→ Your goal
Make an exact transcription of the material, leaving out all images.

--

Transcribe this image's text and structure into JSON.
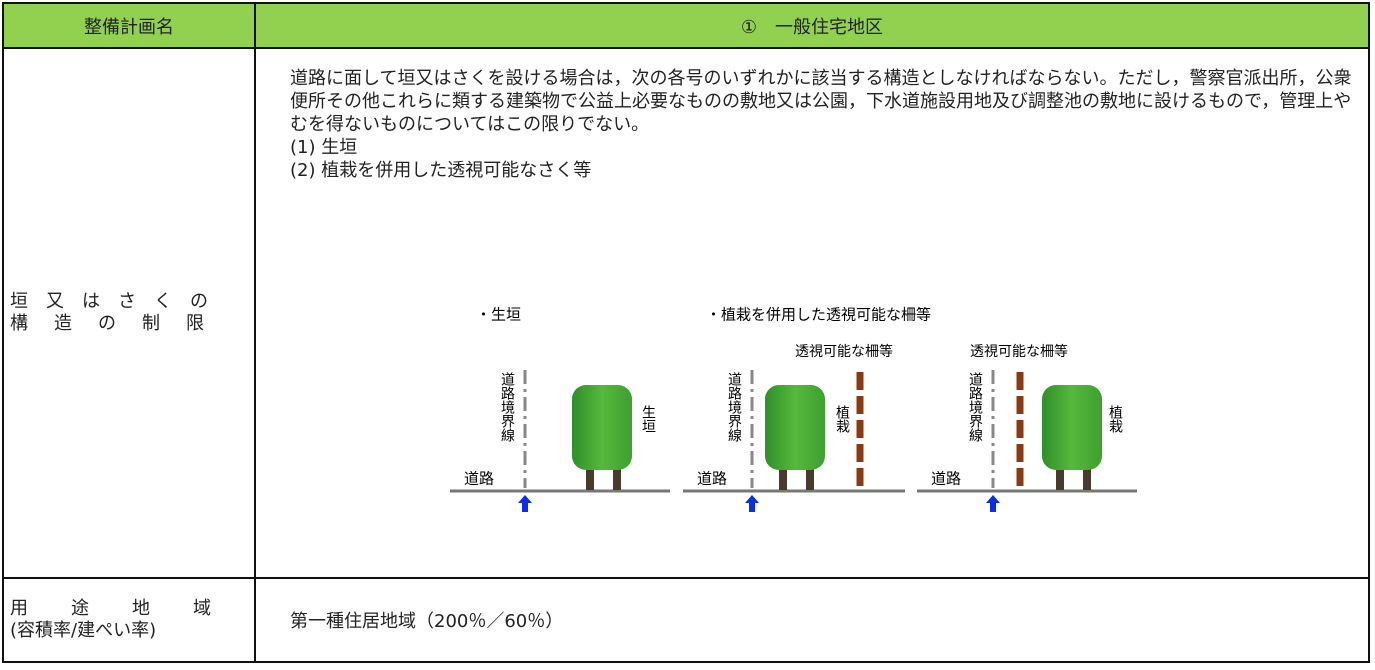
{
  "header": {
    "label": "整備計画名",
    "title": "①　一般住宅地区"
  },
  "rows": [
    {
      "label": [
        "垣又はさくの",
        "構造の制限"
      ],
      "text": "道路に面して垣又はさくを設ける場合は，次の各号のいずれかに該当する構造としなければならない。ただし，警察官派出所，公衆便所その他これらに類する建築物で公益上必要なものの敷地又は公園，下水道施設用地及び調整池の敷地に設けるもので，管理上やむを得ないものについてはこの限りでない。",
      "items": [
        "(1) 生垣",
        "(2) 植栽を併用した透視可能なさく等"
      ],
      "diagram": {
        "captions": [
          "・生垣",
          "・植栽を併用した透視可能な柵等"
        ],
        "panels": [
          {
            "road": "道路",
            "boundary": "道路境界線",
            "plant": "生垣"
          },
          {
            "road": "道路",
            "boundary": "道路境界線",
            "plant": "植栽",
            "fence": "透視可能な柵等"
          },
          {
            "road": "道路",
            "boundary": "道路境界線",
            "plant": "植栽",
            "fence": "透視可能な柵等"
          }
        ]
      }
    },
    {
      "label": [
        "用途地域",
        "(容積率/建ぺい率)"
      ],
      "text": "第一種住居地域（200％／60％）"
    }
  ]
}
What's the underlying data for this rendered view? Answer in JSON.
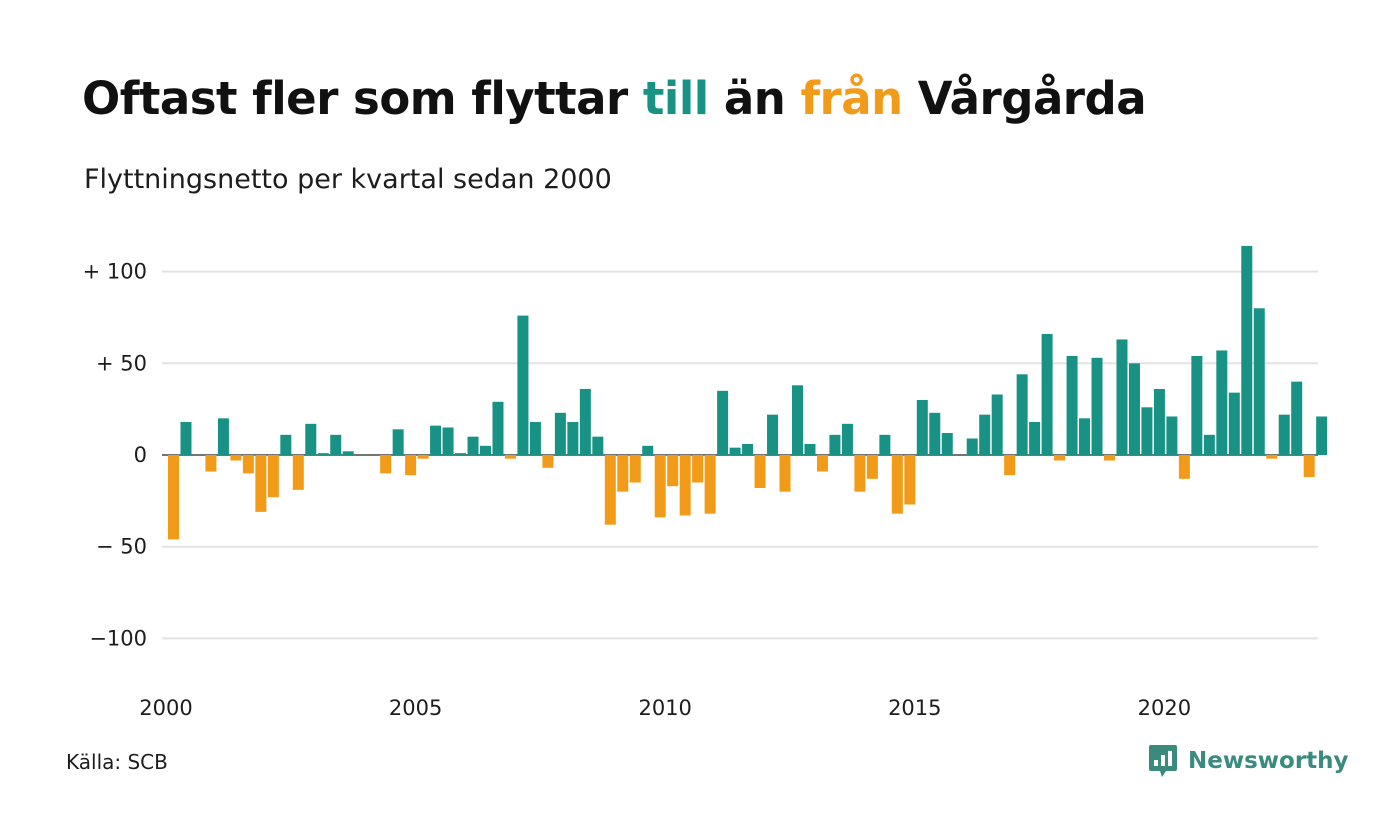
{
  "title": {
    "part1": "Oftast fler som flyttar ",
    "till": "till",
    "part2": " än ",
    "fran": "från",
    "part3": " Vårgårda"
  },
  "subtitle": "Flyttningsnetto per kvartal sedan 2000",
  "source": "Källa: SCB",
  "brand": {
    "name": "Newsworthy",
    "icon": "newsworthy-logo-icon"
  },
  "colors": {
    "positive": "#179284",
    "negative": "#f29b18",
    "grid": "#e3e3e3"
  },
  "chart_data": {
    "type": "bar",
    "x_start": 2000,
    "periods_per_year": 4,
    "ylim": [
      -110,
      115
    ],
    "y_ticks": [
      {
        "value": 100,
        "label": "+ 100"
      },
      {
        "value": 50,
        "label": "+  50"
      },
      {
        "value": 0,
        "label": "0"
      },
      {
        "value": -50,
        "label": "− 50"
      },
      {
        "value": -100,
        "label": "−100"
      }
    ],
    "x_ticks": [
      "2000",
      "2005",
      "2010",
      "2015",
      "2020"
    ],
    "grid": true,
    "values": [
      -46,
      18,
      0,
      -9,
      20,
      -3,
      -10,
      -31,
      -23,
      11,
      -19,
      17,
      1,
      11,
      2,
      0,
      0,
      -10,
      14,
      -11,
      -2,
      16,
      15,
      1,
      10,
      5,
      29,
      -2,
      76,
      18,
      -7,
      23,
      18,
      36,
      10,
      -38,
      -20,
      -15,
      5,
      -34,
      -17,
      -33,
      -15,
      -32,
      35,
      4,
      6,
      -18,
      22,
      -20,
      38,
      6,
      -9,
      11,
      17,
      -20,
      -13,
      11,
      -32,
      -27,
      30,
      23,
      12,
      0,
      9,
      22,
      33,
      -11,
      44,
      18,
      66,
      -3,
      54,
      20,
      53,
      -3,
      63,
      50,
      26,
      36,
      21,
      -13,
      54,
      11,
      57,
      34,
      114,
      80,
      -2,
      22,
      40,
      -12,
      21
    ]
  }
}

--

→ Exercise response
Transcribe this image's text and structure into JSON.
{
  "header": {
    "label": "整備計画名",
    "title": "①　一般住宅地区"
  },
  "rows": [
    {
      "label": [
        "垣又はさくの",
        "構造の制限"
      ],
      "text": "道路に面して垣又はさくを設ける場合は，次の各号のいずれかに該当する構造としなければならない。ただし，警察官派出所，公衆便所その他これらに類する建築物で公益上必要なものの敷地又は公園，下水道施設用地及び調整池の敷地に設けるもので，管理上やむを得ないものについてはこの限りでない。",
      "items": [
        "(1) 生垣",
        "(2) 植栽を併用した透視可能なさく等"
      ],
      "diagram": {
        "captions": [
          "・生垣",
          "・植栽を併用した透視可能な柵等"
        ],
        "panels": [
          {
            "road": "道路",
            "boundary": "道路境界線",
            "plant": "生垣"
          },
          {
            "road": "道路",
            "boundary": "道路境界線",
            "plant": "植栽",
            "fence": "透視可能な柵等"
          },
          {
            "road": "道路",
            "boundary": "道路境界線",
            "plant": "植栽",
            "fence": "透視可能な柵等"
          }
        ]
      }
    },
    {
      "label": [
        "用途地域",
        "(容積率/建ぺい率)"
      ],
      "text": "第一種住居地域（200％／60％）"
    }
  ]
}
What's the underlying data for this rendered view? Answer in JSON.
{
  "title": {
    "part1": "Oftast fler som flyttar ",
    "till": "till",
    "part2": " än ",
    "fran": "från",
    "part3": " Vårgårda"
  },
  "subtitle": "Flyttningsnetto per kvartal sedan 2000",
  "source": "Källa: SCB",
  "brand": {
    "name": "Newsworthy",
    "icon": "newsworthy-logo-icon"
  },
  "colors": {
    "positive": "#179284",
    "negative": "#f29b18",
    "grid": "#e3e3e3"
  },
  "chart_data": {
    "type": "bar",
    "x_start": 2000,
    "periods_per_year": 4,
    "ylim": [
      -110,
      115
    ],
    "y_ticks": [
      {
        "value": 100,
        "label": "+ 100"
      },
      {
        "value": 50,
        "label": "+  50"
      },
      {
        "value": 0,
        "label": "0"
      },
      {
        "value": -50,
        "label": "− 50"
      },
      {
        "value": -100,
        "label": "−100"
      }
    ],
    "x_ticks": [
      "2000",
      "2005",
      "2010",
      "2015",
      "2020"
    ],
    "grid": true,
    "values": [
      -46,
      18,
      0,
      -9,
      20,
      -3,
      -10,
      -31,
      -23,
      11,
      -19,
      17,
      1,
      11,
      2,
      0,
      0,
      -10,
      14,
      -11,
      -2,
      16,
      15,
      1,
      10,
      5,
      29,
      -2,
      76,
      18,
      -7,
      23,
      18,
      36,
      10,
      -38,
      -20,
      -15,
      5,
      -34,
      -17,
      -33,
      -15,
      -32,
      35,
      4,
      6,
      -18,
      22,
      -20,
      38,
      6,
      -9,
      11,
      17,
      -20,
      -13,
      11,
      -32,
      -27,
      30,
      23,
      12,
      0,
      9,
      22,
      33,
      -11,
      44,
      18,
      66,
      -3,
      54,
      20,
      53,
      -3,
      63,
      50,
      26,
      36,
      21,
      -13,
      54,
      11,
      57,
      34,
      114,
      80,
      -2,
      22,
      40,
      -12,
      21
    ]
  }
}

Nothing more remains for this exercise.